[start Extracted material]

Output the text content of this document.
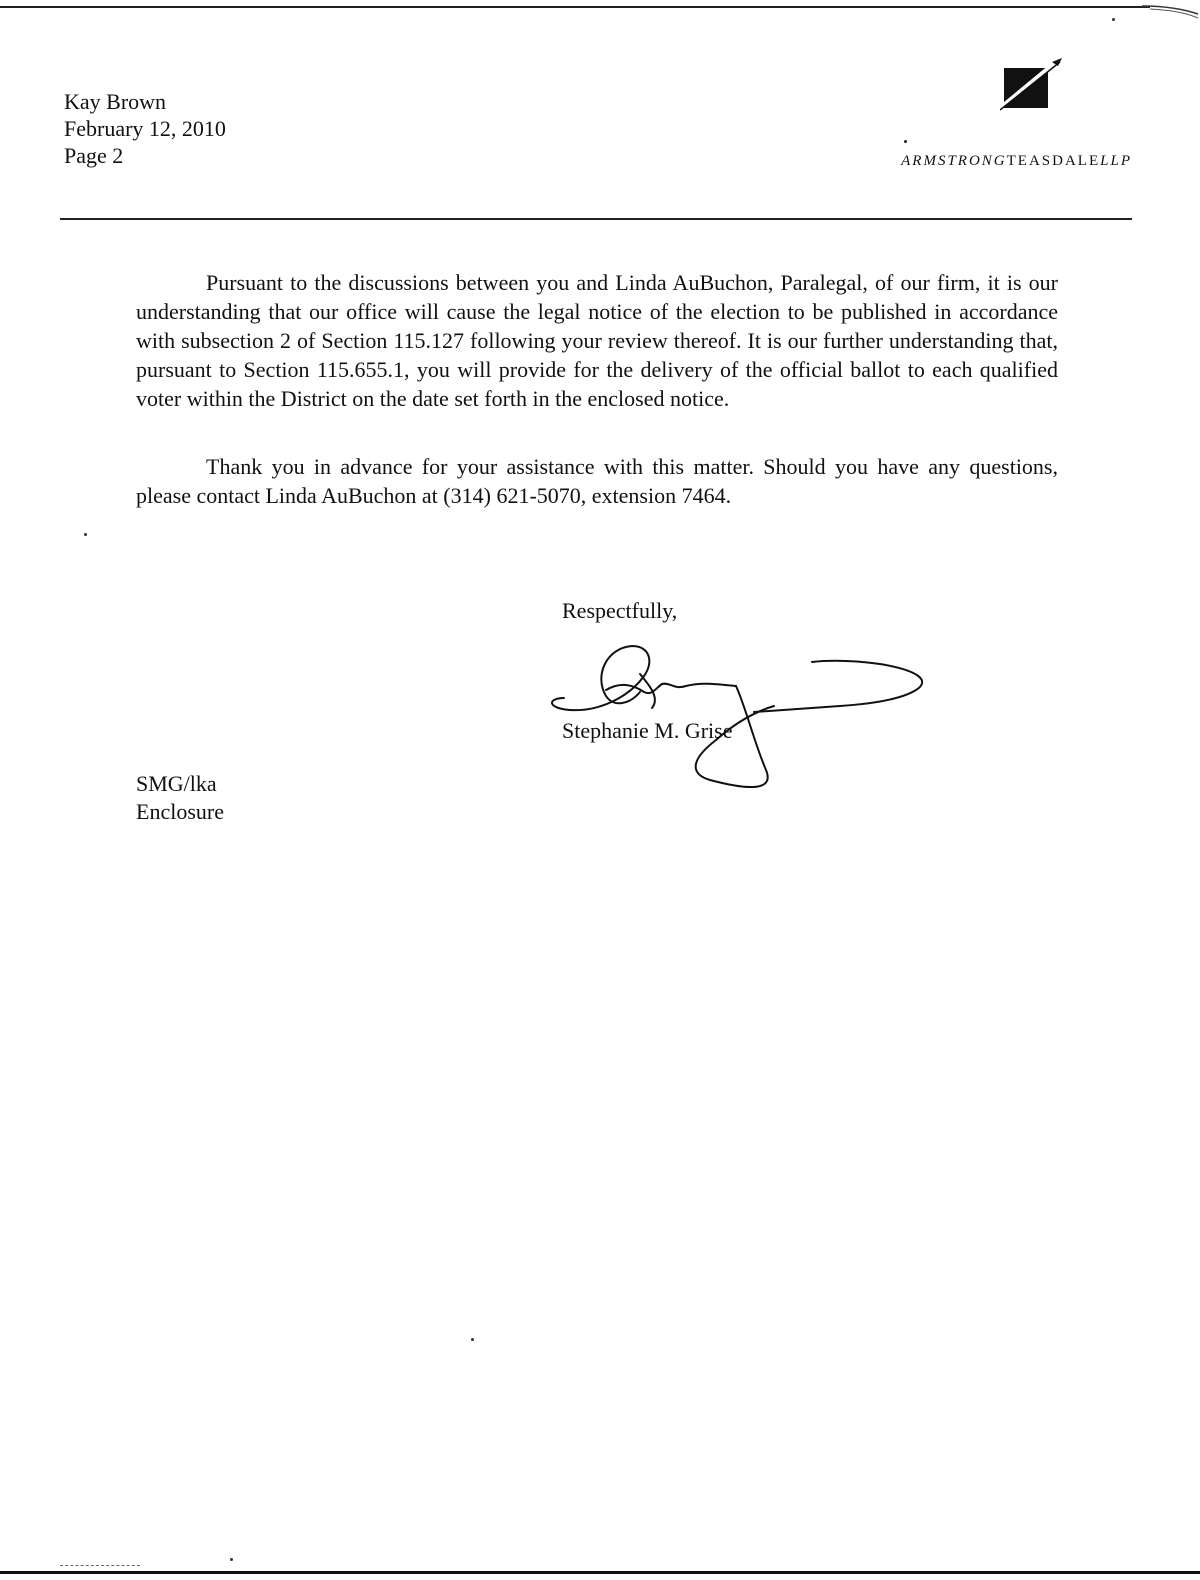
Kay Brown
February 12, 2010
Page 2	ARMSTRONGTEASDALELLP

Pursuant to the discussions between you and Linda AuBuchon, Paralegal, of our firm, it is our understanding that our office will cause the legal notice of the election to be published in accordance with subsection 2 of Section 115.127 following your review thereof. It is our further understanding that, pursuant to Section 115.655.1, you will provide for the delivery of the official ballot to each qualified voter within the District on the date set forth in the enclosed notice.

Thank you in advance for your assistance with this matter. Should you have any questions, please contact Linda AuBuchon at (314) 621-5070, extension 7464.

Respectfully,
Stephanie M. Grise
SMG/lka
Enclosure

[end Extracted material]

* Work instructions
Transcribe the whole listing exactly. Pictures are excluded.

* Response to the exercise
Output the text content of this document.
Kay Brown
February 12, 2010
Page 2	ARMSTRONGTEASDALELLP

Pursuant to the discussions between you and Linda AuBuchon, Paralegal, of our firm, it is our understanding that our office will cause the legal notice of the election to be published in accordance with subsection 2 of Section 115.127 following your review thereof. It is our further understanding that, pursuant to Section 115.655.1, you will provide for the delivery of the official ballot to each qualified voter within the District on the date set forth in the enclosed notice.

Thank you in advance for your assistance with this matter. Should you have any questions, please contact Linda AuBuchon at (314) 621-5070, extension 7464.

Respectfully,
Stephanie M. Grise
SMG/lka
Enclosure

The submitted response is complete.